▸ EXERCISE DETAILS
Find each line with the string "TradingView" and copy it.

[start DATASET ENTRIES]

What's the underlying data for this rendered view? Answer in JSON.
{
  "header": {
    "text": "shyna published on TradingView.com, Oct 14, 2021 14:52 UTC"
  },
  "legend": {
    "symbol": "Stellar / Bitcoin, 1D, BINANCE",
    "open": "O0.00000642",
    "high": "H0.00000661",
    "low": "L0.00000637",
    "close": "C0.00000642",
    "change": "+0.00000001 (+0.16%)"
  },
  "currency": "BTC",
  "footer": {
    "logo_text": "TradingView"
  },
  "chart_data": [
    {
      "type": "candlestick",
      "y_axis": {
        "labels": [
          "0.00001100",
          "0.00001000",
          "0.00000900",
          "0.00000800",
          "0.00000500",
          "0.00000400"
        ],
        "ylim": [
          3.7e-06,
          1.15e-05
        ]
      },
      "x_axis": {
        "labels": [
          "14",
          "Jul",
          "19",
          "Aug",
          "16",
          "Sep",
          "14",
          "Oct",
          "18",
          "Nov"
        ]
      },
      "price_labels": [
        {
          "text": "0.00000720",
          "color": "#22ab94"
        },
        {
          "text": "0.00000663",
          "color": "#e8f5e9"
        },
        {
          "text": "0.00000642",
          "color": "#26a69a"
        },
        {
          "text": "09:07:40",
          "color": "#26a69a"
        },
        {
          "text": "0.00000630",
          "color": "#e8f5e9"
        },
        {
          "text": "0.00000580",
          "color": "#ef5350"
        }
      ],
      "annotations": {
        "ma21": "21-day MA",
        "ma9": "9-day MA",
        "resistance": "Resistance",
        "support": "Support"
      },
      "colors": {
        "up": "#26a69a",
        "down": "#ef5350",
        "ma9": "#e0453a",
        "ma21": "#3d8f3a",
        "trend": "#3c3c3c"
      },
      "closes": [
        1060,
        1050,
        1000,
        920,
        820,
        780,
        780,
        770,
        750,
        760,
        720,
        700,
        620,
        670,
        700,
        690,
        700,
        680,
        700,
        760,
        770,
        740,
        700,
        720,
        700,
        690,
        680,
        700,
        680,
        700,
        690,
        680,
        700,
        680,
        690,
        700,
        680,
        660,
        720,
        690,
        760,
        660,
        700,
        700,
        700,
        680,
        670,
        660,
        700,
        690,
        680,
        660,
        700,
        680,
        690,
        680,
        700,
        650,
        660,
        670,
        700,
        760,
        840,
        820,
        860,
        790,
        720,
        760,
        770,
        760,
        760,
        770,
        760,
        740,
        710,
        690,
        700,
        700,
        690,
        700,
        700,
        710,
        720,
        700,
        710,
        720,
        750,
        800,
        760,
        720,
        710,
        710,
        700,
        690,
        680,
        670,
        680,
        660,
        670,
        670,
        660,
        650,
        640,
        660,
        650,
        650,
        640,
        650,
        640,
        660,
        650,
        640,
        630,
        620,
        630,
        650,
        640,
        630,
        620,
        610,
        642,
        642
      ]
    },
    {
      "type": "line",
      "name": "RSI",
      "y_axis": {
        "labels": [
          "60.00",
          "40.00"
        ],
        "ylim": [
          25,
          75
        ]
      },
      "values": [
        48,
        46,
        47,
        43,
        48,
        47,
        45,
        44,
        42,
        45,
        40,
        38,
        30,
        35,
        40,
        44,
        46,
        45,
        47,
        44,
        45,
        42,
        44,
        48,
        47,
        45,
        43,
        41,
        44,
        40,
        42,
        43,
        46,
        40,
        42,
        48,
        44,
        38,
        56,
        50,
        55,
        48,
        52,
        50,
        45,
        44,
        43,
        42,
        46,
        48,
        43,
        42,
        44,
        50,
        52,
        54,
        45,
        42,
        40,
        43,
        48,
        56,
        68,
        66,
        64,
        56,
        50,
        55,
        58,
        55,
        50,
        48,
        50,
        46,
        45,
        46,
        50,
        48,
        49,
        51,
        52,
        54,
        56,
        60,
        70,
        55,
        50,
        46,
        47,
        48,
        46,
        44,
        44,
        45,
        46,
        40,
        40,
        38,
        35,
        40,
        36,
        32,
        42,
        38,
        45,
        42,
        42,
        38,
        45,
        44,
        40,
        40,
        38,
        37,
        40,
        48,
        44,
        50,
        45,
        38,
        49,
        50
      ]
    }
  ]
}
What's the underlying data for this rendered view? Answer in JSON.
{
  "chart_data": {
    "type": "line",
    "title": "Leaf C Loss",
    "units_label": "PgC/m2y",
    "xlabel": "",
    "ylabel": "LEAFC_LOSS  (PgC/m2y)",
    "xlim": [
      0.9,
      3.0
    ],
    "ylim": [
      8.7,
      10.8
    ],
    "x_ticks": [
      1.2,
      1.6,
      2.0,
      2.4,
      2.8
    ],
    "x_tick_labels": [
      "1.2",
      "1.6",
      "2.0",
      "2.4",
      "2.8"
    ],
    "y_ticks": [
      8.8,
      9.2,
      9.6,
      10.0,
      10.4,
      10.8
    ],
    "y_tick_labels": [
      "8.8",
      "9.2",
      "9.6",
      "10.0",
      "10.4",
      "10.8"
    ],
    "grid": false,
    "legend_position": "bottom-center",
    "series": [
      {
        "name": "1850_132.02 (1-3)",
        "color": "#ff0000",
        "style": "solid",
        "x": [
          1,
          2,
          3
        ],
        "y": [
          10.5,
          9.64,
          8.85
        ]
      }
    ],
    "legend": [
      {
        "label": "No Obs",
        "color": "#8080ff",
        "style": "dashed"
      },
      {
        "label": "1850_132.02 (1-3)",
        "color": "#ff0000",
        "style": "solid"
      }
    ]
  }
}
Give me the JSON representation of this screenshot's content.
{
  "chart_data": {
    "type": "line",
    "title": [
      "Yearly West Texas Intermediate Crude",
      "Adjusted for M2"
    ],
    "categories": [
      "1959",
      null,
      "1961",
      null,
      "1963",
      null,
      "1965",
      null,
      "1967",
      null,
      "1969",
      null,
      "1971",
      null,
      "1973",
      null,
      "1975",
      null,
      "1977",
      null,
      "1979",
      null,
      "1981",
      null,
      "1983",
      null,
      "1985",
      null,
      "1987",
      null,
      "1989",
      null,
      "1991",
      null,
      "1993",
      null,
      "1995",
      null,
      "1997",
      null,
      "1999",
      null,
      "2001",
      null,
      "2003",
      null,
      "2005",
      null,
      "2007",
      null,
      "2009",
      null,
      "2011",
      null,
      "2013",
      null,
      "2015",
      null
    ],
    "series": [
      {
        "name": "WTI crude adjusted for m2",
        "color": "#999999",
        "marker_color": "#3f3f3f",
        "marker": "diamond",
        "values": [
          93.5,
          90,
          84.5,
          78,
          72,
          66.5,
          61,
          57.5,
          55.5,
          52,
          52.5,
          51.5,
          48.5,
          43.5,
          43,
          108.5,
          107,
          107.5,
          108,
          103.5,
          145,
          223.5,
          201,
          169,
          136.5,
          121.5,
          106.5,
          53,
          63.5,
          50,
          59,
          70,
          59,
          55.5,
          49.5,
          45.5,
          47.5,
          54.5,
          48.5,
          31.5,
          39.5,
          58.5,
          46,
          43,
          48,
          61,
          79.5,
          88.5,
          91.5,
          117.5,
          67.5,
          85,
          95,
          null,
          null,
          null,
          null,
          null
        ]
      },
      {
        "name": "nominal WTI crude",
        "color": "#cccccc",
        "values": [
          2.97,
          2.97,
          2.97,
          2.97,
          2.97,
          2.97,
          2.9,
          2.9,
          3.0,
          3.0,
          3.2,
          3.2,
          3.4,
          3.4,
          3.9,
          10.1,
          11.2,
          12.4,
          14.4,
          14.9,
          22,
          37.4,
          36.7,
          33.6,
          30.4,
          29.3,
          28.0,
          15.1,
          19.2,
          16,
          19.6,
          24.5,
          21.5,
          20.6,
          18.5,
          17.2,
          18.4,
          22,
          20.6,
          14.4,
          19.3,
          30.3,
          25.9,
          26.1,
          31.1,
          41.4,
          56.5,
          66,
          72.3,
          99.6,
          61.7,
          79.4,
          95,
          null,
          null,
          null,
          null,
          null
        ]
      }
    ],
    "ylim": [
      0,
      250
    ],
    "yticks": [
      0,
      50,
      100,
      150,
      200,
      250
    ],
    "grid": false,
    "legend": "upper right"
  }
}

[end DATASET ENTRIES]

▸ WRITTEN RESPONSE
    "text": "shyna published on TradingView.com, Oct 14, 2021 14:52 UTC"
    "logo_text": "TradingView"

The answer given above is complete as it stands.